**AIM OF THE EXERCISE:** Search the records for the word "onların" and report each line that has it.

(Recorded data)
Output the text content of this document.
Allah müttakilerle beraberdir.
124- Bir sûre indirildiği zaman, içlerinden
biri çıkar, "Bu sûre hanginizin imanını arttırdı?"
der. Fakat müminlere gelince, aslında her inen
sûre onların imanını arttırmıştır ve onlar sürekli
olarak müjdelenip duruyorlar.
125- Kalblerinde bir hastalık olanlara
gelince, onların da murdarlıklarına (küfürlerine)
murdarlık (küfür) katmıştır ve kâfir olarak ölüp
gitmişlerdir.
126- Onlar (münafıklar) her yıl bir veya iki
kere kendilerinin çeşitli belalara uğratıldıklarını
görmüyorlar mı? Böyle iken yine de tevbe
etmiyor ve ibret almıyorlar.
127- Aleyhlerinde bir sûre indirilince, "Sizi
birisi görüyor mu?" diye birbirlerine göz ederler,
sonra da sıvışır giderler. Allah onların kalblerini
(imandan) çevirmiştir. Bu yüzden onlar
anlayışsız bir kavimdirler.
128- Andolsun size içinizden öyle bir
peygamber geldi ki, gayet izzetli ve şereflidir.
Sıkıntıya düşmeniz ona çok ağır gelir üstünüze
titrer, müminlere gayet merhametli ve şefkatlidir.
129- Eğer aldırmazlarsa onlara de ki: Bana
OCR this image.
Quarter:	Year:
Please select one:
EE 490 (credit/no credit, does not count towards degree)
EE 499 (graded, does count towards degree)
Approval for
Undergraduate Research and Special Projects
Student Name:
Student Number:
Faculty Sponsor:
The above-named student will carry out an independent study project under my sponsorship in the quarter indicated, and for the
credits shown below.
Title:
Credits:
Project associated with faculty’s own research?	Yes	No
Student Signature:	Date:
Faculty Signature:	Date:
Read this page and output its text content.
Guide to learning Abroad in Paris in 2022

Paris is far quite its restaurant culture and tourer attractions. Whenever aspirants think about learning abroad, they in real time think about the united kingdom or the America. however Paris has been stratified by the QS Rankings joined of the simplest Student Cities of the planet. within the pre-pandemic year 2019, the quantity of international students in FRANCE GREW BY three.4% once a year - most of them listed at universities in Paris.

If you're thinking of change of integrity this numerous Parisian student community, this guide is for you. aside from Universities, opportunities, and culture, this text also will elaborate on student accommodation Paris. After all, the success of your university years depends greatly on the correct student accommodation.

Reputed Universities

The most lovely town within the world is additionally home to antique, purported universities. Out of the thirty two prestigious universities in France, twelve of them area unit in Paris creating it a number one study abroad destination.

**CORRECT OUTPUT:**
sûre onların imanını arttırmıştır ve onlar sürekli
gelince, onların da murdarlıklarına (küfürlerine)
sonra da sıvışır giderler. Allah onların kalblerini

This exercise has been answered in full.